*THE REQUEST*
Write the records below out in full, character for character, with no pictures.
+--
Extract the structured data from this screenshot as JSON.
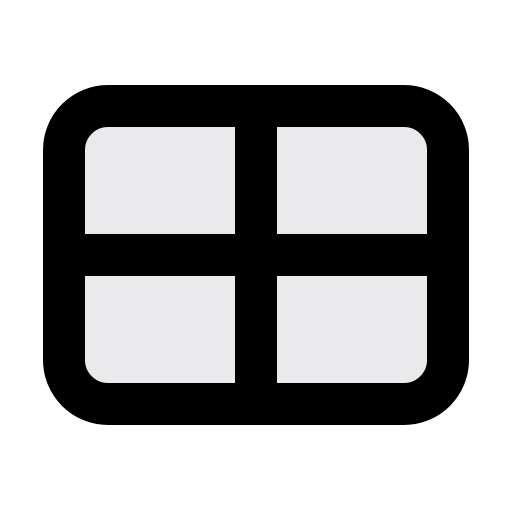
{
  "icon": {
    "name": "grid-four-panes-icon",
    "stroke_color": "#000000",
    "fill_color": "#eaeaec",
    "background_color": "#ffffff"
  }
}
+--
*RESPONSE FOR THIS EXERCISE*
Extract the structured data from this screenshot as JSON.
{
  "icon": {
    "name": "grid-four-panes-icon",
    "stroke_color": "#000000",
    "fill_color": "#eaeaec",
    "background_color": "#ffffff"
  }
}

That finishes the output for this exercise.